Aim of the task: Images must not appear in your copy; reproduce every other part of the records exactly.

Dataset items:
----------

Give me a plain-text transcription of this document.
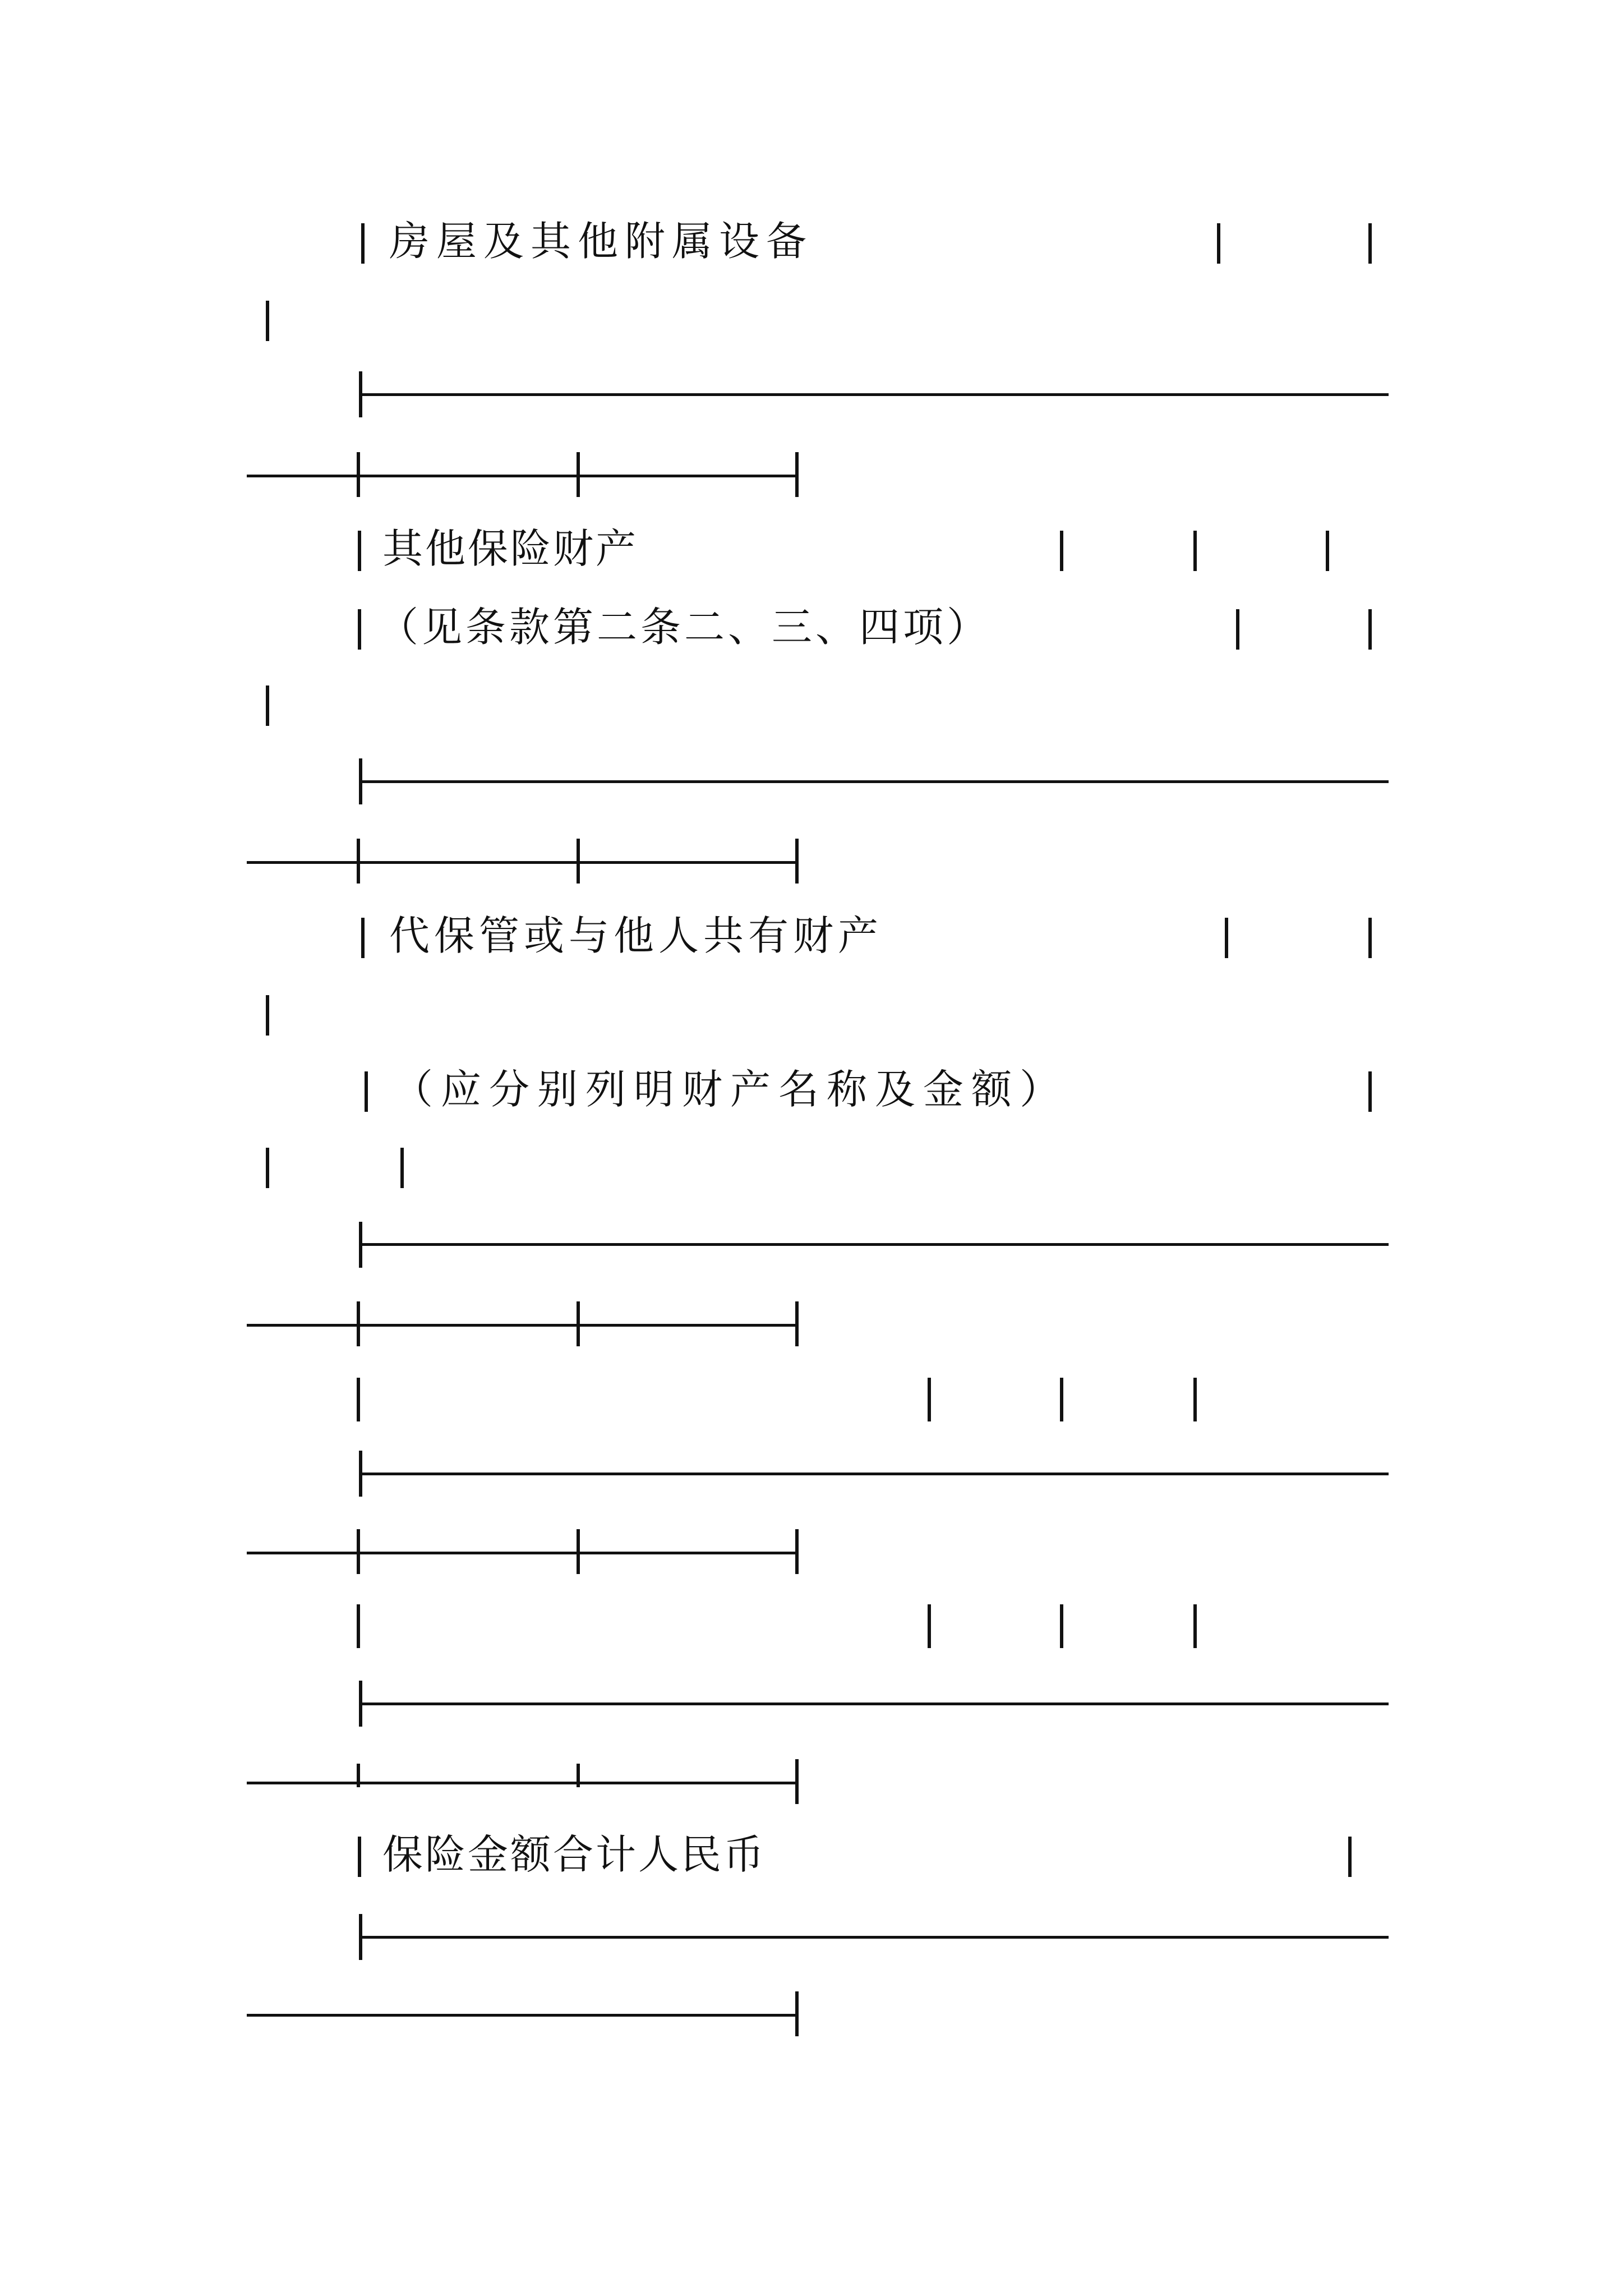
房屋及其他附属设备
其他保险财产
（见条款第二条二、三、四项）
代保管或与他人共有财产
（应分别列明财产名称及金额）
保险金额合计人民币
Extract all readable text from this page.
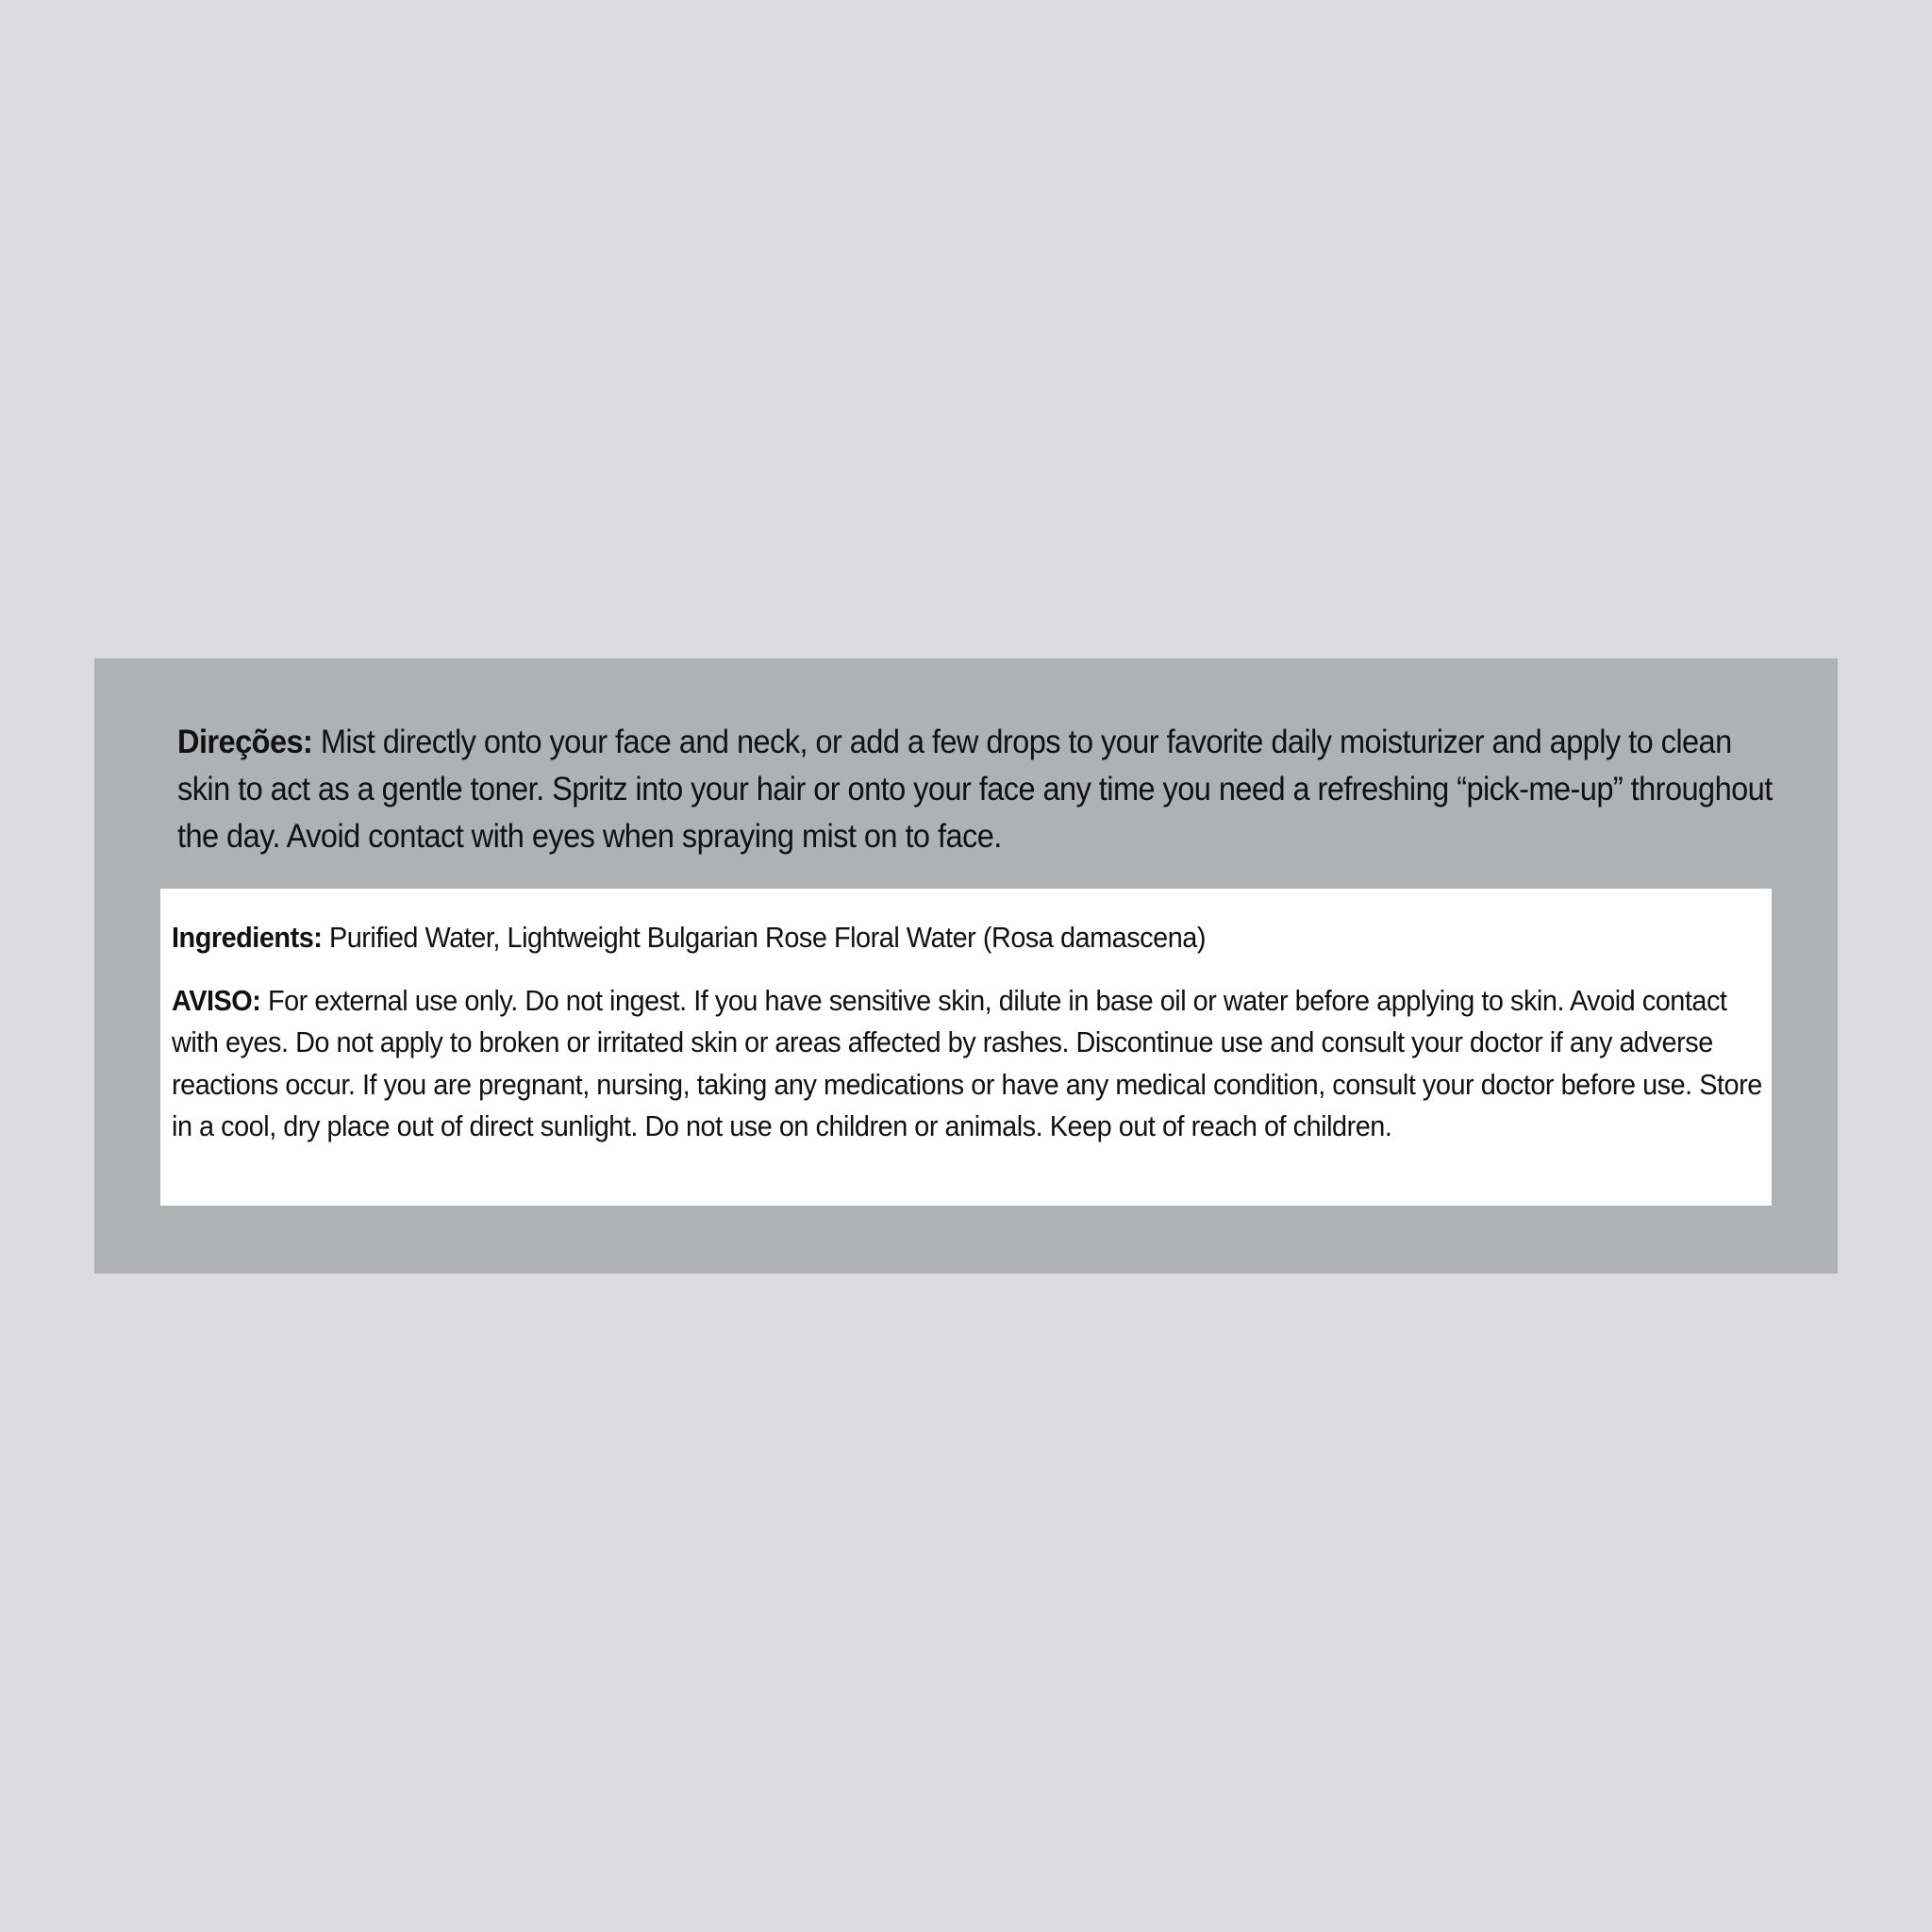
Direções: Mist directly onto your face and neck, or add a few drops to your favorite daily moisturizer and apply to clean skin to act as a gentle toner. Spritz into your hair or onto your face any time you need a refreshing “pick-me-up” throughout the day. Avoid contact with eyes when spraying mist on to face.

Ingredients: Purified Water, Lightweight Bulgarian Rose Floral Water (Rosa damascena)

AVISO: For external use only. Do not ingest. If you have sensitive skin, dilute in base oil or water before applying to skin. Avoid contact with eyes. Do not apply to broken or irritated skin or areas affected by rashes. Discontinue use and consult your doctor if any adverse reactions occur. If you are pregnant, nursing, taking any medications or have any medical condition, consult your doctor before use. Store in a cool, dry place out of direct sunlight. Do not use on children or animals. Keep out of reach of children.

----------

Written answer:
Give me a plain-text transcription of this document.
房屋及其他附属设备
其他保险财产
（见条款第二条二、三、四项）
代保管或与他人共有财产
（应分别列明财产名称及金额）
保险金额合计人民币
Extract all readable text from this page.
Direções: Mist directly onto your face and neck, or add a few drops to your favorite daily moisturizer and apply to clean skin to act as a gentle toner. Spritz into your hair or onto your face any time you need a refreshing “pick-me-up” throughout the day. Avoid contact with eyes when spraying mist on to face.

Ingredients: Purified Water, Lightweight Bulgarian Rose Floral Water (Rosa damascena)

AVISO: For external use only. Do not ingest. If you have sensitive skin, dilute in base oil or water before applying to skin. Avoid contact with eyes. Do not apply to broken or irritated skin or areas affected by rashes. Discontinue use and consult your doctor if any adverse reactions occur. If you are pregnant, nursing, taking any medications or have any medical condition, consult your doctor before use. Store in a cool, dry place out of direct sunlight. Do not use on children or animals. Keep out of reach of children.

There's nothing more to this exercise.